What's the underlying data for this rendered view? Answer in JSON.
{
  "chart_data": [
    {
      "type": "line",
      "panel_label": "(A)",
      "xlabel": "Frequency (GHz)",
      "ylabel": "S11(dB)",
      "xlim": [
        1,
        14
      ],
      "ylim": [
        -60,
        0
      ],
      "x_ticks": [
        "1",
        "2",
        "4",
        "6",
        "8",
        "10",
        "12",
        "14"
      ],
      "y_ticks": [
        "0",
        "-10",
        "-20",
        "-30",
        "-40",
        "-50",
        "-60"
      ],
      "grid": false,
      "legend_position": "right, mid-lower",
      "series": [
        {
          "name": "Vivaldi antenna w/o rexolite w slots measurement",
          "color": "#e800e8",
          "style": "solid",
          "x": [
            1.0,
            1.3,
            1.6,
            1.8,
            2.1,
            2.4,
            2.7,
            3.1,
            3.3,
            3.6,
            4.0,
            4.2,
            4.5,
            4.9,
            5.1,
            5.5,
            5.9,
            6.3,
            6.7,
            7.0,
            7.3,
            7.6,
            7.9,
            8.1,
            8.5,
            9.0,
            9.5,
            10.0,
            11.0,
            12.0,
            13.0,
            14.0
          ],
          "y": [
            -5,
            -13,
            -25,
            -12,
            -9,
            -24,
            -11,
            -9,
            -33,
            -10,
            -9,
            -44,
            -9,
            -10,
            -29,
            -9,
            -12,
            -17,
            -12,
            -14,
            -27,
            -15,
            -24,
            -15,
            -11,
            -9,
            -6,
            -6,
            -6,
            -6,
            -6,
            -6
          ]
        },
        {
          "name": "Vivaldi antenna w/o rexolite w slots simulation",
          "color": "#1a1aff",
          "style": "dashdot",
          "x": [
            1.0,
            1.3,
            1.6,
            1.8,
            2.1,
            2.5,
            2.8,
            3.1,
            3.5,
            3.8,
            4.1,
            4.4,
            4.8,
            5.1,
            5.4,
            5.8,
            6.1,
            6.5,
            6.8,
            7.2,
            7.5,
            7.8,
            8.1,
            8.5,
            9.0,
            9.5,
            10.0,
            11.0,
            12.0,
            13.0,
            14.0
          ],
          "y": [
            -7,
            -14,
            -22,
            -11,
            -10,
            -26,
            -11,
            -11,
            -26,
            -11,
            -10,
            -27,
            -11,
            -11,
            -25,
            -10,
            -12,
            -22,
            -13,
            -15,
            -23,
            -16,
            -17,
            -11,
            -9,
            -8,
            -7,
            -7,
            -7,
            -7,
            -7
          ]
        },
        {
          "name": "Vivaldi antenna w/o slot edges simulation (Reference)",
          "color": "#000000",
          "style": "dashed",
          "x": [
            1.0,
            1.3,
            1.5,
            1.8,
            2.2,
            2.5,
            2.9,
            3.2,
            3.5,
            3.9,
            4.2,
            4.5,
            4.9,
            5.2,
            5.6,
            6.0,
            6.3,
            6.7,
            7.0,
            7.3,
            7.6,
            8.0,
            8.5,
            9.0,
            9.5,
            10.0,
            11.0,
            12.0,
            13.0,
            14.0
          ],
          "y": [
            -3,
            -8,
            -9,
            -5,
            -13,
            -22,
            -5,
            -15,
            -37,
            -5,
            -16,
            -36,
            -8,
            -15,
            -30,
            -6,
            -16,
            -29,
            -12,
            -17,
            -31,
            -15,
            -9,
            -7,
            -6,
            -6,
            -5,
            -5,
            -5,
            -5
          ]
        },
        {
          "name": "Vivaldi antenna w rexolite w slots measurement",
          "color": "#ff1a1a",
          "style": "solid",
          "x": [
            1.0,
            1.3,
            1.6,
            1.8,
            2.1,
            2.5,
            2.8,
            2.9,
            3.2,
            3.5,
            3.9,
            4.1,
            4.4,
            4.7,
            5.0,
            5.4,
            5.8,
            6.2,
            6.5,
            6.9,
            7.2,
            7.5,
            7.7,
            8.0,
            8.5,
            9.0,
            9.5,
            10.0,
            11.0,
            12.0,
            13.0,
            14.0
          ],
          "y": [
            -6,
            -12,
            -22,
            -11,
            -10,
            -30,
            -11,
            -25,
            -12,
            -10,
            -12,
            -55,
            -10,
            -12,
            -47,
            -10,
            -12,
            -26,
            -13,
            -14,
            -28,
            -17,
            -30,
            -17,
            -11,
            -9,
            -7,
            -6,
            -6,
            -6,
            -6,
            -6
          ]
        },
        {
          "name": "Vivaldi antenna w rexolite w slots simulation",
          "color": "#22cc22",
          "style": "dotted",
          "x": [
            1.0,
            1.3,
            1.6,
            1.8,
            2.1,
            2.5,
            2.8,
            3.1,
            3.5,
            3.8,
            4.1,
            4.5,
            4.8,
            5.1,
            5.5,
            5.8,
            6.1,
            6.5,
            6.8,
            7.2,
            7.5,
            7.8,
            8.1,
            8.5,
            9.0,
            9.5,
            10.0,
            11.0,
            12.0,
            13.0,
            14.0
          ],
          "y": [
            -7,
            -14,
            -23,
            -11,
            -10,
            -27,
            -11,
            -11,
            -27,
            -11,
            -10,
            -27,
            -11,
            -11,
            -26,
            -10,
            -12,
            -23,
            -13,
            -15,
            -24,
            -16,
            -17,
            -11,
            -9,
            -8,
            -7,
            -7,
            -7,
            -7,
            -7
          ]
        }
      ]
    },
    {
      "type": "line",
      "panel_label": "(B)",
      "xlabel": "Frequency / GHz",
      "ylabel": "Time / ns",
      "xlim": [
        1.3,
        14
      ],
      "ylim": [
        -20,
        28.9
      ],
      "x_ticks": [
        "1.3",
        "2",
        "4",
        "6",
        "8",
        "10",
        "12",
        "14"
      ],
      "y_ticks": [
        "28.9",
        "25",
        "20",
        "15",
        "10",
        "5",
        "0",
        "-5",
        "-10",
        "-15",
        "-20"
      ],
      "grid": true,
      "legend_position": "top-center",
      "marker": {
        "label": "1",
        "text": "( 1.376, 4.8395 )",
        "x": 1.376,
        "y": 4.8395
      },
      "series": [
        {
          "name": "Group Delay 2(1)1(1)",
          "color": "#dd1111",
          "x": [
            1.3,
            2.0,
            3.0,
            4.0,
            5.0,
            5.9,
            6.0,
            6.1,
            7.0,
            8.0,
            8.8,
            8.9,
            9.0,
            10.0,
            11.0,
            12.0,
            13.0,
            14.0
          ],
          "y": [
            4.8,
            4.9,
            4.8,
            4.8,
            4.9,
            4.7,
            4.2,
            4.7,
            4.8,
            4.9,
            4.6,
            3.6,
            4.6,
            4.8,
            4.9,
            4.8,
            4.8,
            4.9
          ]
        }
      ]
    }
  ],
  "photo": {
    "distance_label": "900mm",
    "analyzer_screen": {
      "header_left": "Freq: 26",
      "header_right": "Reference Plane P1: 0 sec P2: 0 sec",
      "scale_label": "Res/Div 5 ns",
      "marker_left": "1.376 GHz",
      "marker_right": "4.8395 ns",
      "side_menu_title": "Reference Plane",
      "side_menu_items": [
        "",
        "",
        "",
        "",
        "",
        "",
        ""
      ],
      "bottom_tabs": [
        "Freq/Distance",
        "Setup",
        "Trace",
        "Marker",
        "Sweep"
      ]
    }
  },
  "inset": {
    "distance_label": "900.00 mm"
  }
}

☆ ☆ ☆ ☆ ☆ ☆ ☆

Reproduce every line from the entries that holds the word "rexolite".

          "name": "Vivaldi antenna w/o rexolite w slots measurement",
          "name": "Vivaldi antenna w/o rexolite w slots simulation",
          "name": "Vivaldi antenna w rexolite w slots measurement",
          "name": "Vivaldi antenna w rexolite w slots simulation",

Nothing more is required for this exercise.